- [What to do]: Copy out each line of the material below that holds the string "practical".

- [Given data]:
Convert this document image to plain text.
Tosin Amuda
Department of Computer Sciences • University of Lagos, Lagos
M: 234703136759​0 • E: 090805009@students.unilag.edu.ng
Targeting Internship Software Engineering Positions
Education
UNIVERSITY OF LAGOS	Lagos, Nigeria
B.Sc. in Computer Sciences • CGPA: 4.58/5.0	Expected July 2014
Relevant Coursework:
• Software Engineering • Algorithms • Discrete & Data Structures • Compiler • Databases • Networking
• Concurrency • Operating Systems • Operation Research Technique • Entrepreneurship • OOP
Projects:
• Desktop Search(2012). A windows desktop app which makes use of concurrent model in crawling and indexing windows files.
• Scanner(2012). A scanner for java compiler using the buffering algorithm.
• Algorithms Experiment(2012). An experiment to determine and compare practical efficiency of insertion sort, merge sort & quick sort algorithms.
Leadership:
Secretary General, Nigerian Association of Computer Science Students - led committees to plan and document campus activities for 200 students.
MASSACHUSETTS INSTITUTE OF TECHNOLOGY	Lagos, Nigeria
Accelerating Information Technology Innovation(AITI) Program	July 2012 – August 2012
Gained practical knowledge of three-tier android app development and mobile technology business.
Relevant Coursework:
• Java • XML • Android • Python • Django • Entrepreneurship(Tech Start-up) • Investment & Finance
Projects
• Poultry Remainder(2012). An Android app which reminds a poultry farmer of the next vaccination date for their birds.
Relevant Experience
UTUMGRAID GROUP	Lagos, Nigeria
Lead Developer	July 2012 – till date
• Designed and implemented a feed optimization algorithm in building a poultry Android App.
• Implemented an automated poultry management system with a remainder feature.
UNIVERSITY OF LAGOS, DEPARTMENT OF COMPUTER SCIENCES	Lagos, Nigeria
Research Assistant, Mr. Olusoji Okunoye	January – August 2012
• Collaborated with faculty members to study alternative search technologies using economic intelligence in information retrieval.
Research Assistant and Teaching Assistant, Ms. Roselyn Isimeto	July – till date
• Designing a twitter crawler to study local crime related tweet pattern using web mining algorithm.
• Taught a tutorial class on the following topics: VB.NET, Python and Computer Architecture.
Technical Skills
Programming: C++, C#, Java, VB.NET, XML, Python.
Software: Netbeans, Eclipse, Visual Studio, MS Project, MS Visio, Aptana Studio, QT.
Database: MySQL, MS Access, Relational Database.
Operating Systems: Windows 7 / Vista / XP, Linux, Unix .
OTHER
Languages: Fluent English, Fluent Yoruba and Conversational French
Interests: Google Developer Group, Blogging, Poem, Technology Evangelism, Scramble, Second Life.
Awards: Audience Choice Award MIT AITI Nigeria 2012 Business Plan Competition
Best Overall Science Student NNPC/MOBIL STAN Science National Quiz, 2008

- [Full answer]:
• Algorithms Experiment(2012). An experiment to determine and compare practical efficiency of insertion sort, merge sort & quick sort algorithms.
Gained practical knowledge of three-tier android app development and mobile technology business.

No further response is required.